- Exercise -
Skip the pictures and extract all of the lines exactly as written.

* start Material provided *

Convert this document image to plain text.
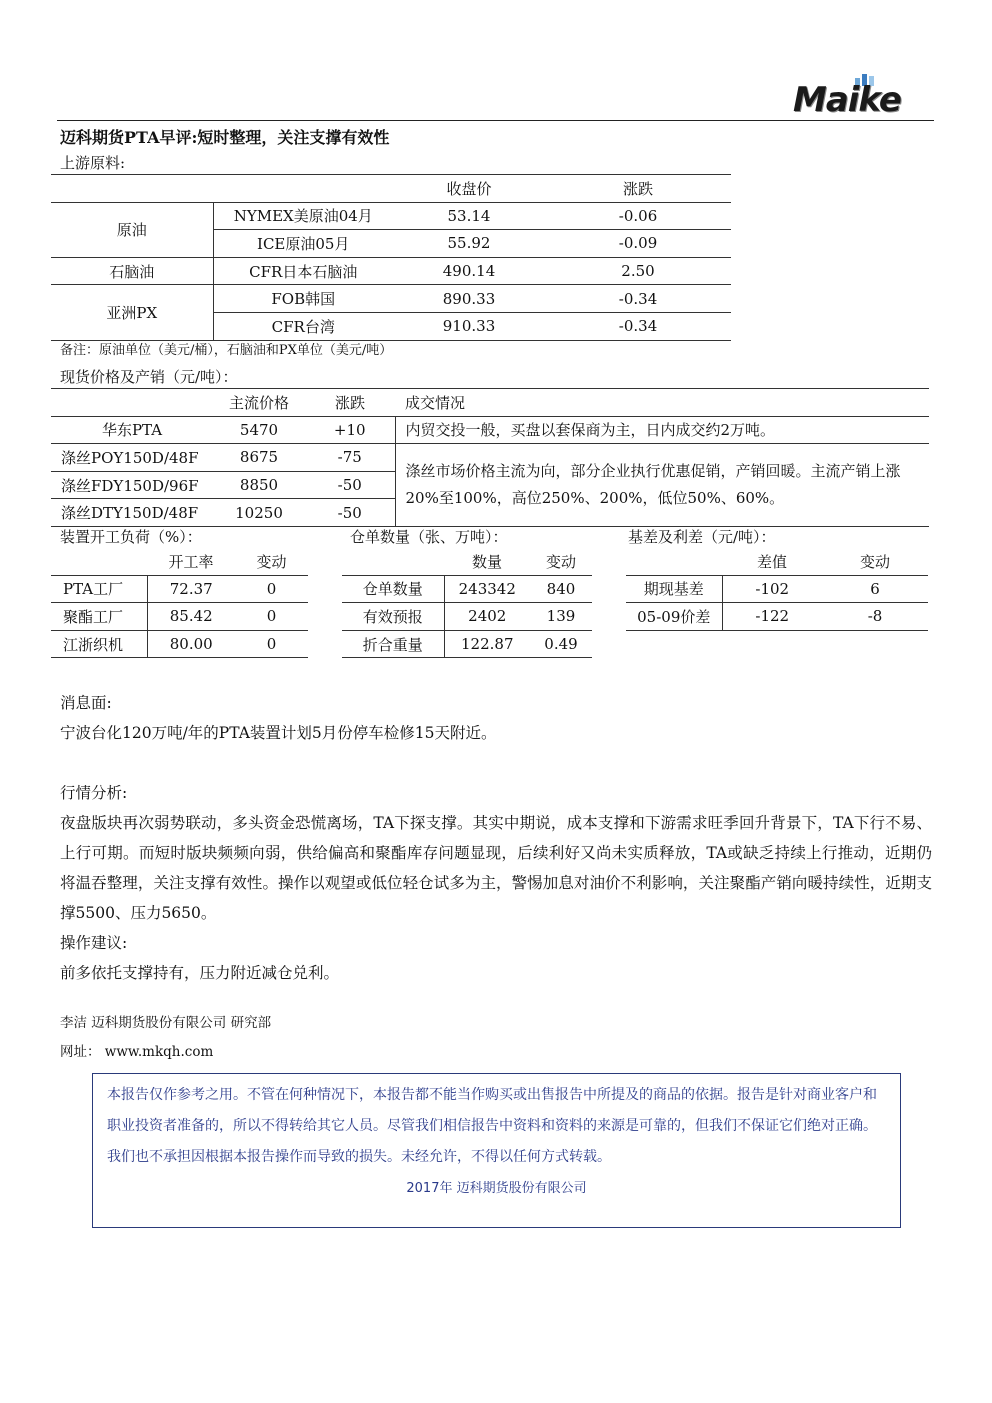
Maike
迈科期货PTA早评:短时整理，关注支撑有效性
上游原料:
		收盘价	涨跌
原油	NYMEX美原油04月	53.14	-0.06
	ICE原油05月	55.92	-0.09
石脑油	CFR日本石脑油	490.14	2.50
亚洲PX	FOB韩国	890.33	-0.34
	CFR台湾	910.33	-0.34
备注：原油单位（美元/桶），石脑油和PX单位（美元/吨）
现货价格及产销（元/吨）：
	主流价格	涨跌	成交情况
华东PTA	5470	+10	内贸交投一般，买盘以套保商为主，日内成交约2万吨。
涤丝POY150D/48F	8675	-75	涤丝市场价格主流为向，部分企业执行优惠促销，产销回暖。主流产销上涨20%至100%，高位250%、200%，低位50%、60%。
涤丝FDY150D/96F	8850	-50	
涤丝DTY150D/48F	10250	-50	
装置开工负荷（%）：
	开工率	变动
PTA工厂	72.37	0
聚酯工厂	85.42	0
江浙织机	80.00	0
仓单数量（张、万吨）：
	数量	变动
仓单数量	243342	840
有效预报	2402	139
折合重量	122.87	0.49
基差及利差（元/吨）：
	差值	变动
期现基差	-102	6
05-09价差	-122	-8
消息面:
宁波台化120万吨/年的PTA装置计划5月份停车检修15天附近。
行情分析:
夜盘版块再次弱势联动，多头资金恐慌离场，TA下探支撑。其实中期说，成本支撑和下游需求旺季回升背景下，TA下行不易、上行可期。而短时版块频频向弱，供给偏高和聚酯库存问题显现，后续利好又尚未实质释放，TA或缺乏持续上行推动，近期仍将温吞整理，关注支撑有效性。操作以观望或低位轻仓试多为主，警惕加息对油价不利影响，关注聚酯产销向暖持续性，近期支撑5500、压力5650。
操作建议:
前多依托支撑持有，压力附近减仓兑利。
李洁 迈科期货股份有限公司 研究部
网址： www.mkqh.com
本报告仅作参考之用。不管在何种情况下，本报告都不能当作购买或出售报告中所提及的商品的依据。报告是针对商业客户和职业投资者准备的，所以不得转给其它人员。尽管我们相信报告中资料和资料的来源是可靠的，但我们不保证它们绝对正确。我们也不承担因根据本报告操作而导致的损失。未经允许，不得以任何方式转载。
2017年 迈科期货股份有限公司
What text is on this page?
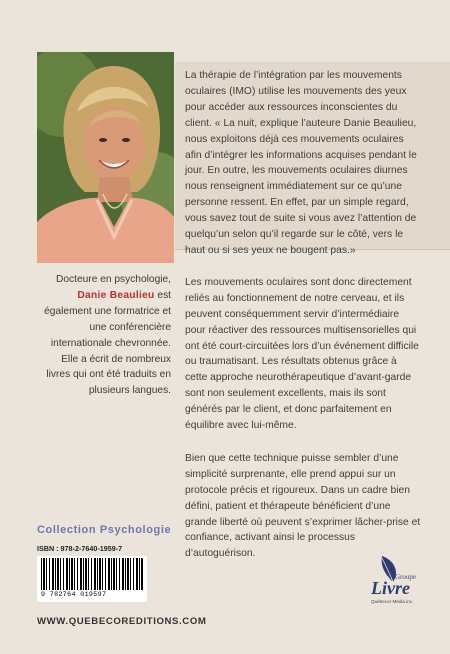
Docteure en psychologie, Danie Beaulieu est également une formatrice et une conférencière internationale chevronnée. Elle a écrit de nombreux livres qui ont été traduits en plusieurs langues.

La thérapie de l’intégration par les mouvements oculaires (IMO) utilise les mouvements des yeux pour accéder aux ressources inconscientes du client. « La nuit, explique l’auteure Danie Beaulieu, nous exploitons déjà ces mouvements oculaires afin d’intégrer les informations acquises pendant le jour. En outre, les mouvements oculaires diurnes nous renseignent immédiatement sur ce qu’une personne ressent. En effet, par un simple regard, vous savez tout de suite si vous avez l’attention de quelqu’un selon qu’il regarde sur le côté, vers le haut ou si ses yeux ne bougent pas.»

Les mouvements oculaires sont donc directement reliés au fonctionnement de notre cerveau, et ils peuvent conséquemment servir d’intermédiaire pour réactiver des ressources multisensorielles qui ont été court-circuitées lors d’un événement difficile ou traumatisant. Les résultats obtenus grâce à cette approche neurothérapeutique d’avant-garde sont non seulement excellents, mais ils sont générés par le client, et donc parfaitement en équilibre avec lui-même.

Bien que cette technique puisse sembler d’une simplicité surprenante, elle prend appui sur un protocole précis et rigoureux. Dans un cadre bien défini, patient et thérapeute bénéficient d’une grande liberté où peuvent s’exprimer lâcher-prise et confiance, activant ainsi le processus d’autoguérison.

Collection Psychologie
ISBN : 978-2-7640-1959-7
9 782764 019597
WWW.QUEBECOREDITIONS.COM
Groupe
Livre
Québecor Média inc.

* end Material provided *

- In response -
Convert this document image to plain text.
Maike
迈科期货PTA早评:短时整理，关注支撑有效性
上游原料:
		收盘价	涨跌
原油	NYMEX美原油04月	53.14	-0.06
	ICE原油05月	55.92	-0.09
石脑油	CFR日本石脑油	490.14	2.50
亚洲PX	FOB韩国	890.33	-0.34
	CFR台湾	910.33	-0.34
备注：原油单位（美元/桶），石脑油和PX单位（美元/吨）
现货价格及产销（元/吨）：
	主流价格	涨跌	成交情况
华东PTA	5470	+10	内贸交投一般，买盘以套保商为主，日内成交约2万吨。
涤丝POY150D/48F	8675	-75	涤丝市场价格主流为向，部分企业执行优惠促销，产销回暖。主流产销上涨20%至100%，高位250%、200%，低位50%、60%。
涤丝FDY150D/96F	8850	-50	
涤丝DTY150D/48F	10250	-50	
装置开工负荷（%）：
	开工率	变动
PTA工厂	72.37	0
聚酯工厂	85.42	0
江浙织机	80.00	0
仓单数量（张、万吨）：
	数量	变动
仓单数量	243342	840
有效预报	2402	139
折合重量	122.87	0.49
基差及利差（元/吨）：
	差值	变动
期现基差	-102	6
05-09价差	-122	-8
消息面:
宁波台化120万吨/年的PTA装置计划5月份停车检修15天附近。
行情分析:
夜盘版块再次弱势联动，多头资金恐慌离场，TA下探支撑。其实中期说，成本支撑和下游需求旺季回升背景下，TA下行不易、上行可期。而短时版块频频向弱，供给偏高和聚酯库存问题显现，后续利好又尚未实质释放，TA或缺乏持续上行推动，近期仍将温吞整理，关注支撑有效性。操作以观望或低位轻仓试多为主，警惕加息对油价不利影响，关注聚酯产销向暖持续性，近期支撑5500、压力5650。
操作建议:
前多依托支撑持有，压力附近减仓兑利。
李洁 迈科期货股份有限公司 研究部
网址： www.mkqh.com
本报告仅作参考之用。不管在何种情况下，本报告都不能当作购买或出售报告中所提及的商品的依据。报告是针对商业客户和职业投资者准备的，所以不得转给其它人员。尽管我们相信报告中资料和资料的来源是可靠的，但我们不保证它们绝对正确。我们也不承担因根据本报告操作而导致的损失。未经允许，不得以任何方式转载。
2017年 迈科期货股份有限公司
What text is on this page?
Docteure en psychologie, Danie Beaulieu est également une formatrice et une conférencière internationale chevronnée. Elle a écrit de nombreux livres qui ont été traduits en plusieurs langues.

La thérapie de l’intégration par les mouvements oculaires (IMO) utilise les mouvements des yeux pour accéder aux ressources inconscientes du client. « La nuit, explique l’auteure Danie Beaulieu, nous exploitons déjà ces mouvements oculaires afin d’intégrer les informations acquises pendant le jour. En outre, les mouvements oculaires diurnes nous renseignent immédiatement sur ce qu’une personne ressent. En effet, par un simple regard, vous savez tout de suite si vous avez l’attention de quelqu’un selon qu’il regarde sur le côté, vers le haut ou si ses yeux ne bougent pas.»

Les mouvements oculaires sont donc directement reliés au fonctionnement de notre cerveau, et ils peuvent conséquemment servir d’intermédiaire pour réactiver des ressources multisensorielles qui ont été court-circuitées lors d’un événement difficile ou traumatisant. Les résultats obtenus grâce à cette approche neurothérapeutique d’avant-garde sont non seulement excellents, mais ils sont générés par le client, et donc parfaitement en équilibre avec lui-même.

Bien que cette technique puisse sembler d’une simplicité surprenante, elle prend appui sur un protocole précis et rigoureux. Dans un cadre bien défini, patient et thérapeute bénéficient d’une grande liberté où peuvent s’exprimer lâcher-prise et confiance, activant ainsi le processus d’autoguérison.

Collection Psychologie
ISBN : 978-2-7640-1959-7
9 782764 019597
WWW.QUEBECOREDITIONS.COM
Groupe
Livre
Québecor Média inc.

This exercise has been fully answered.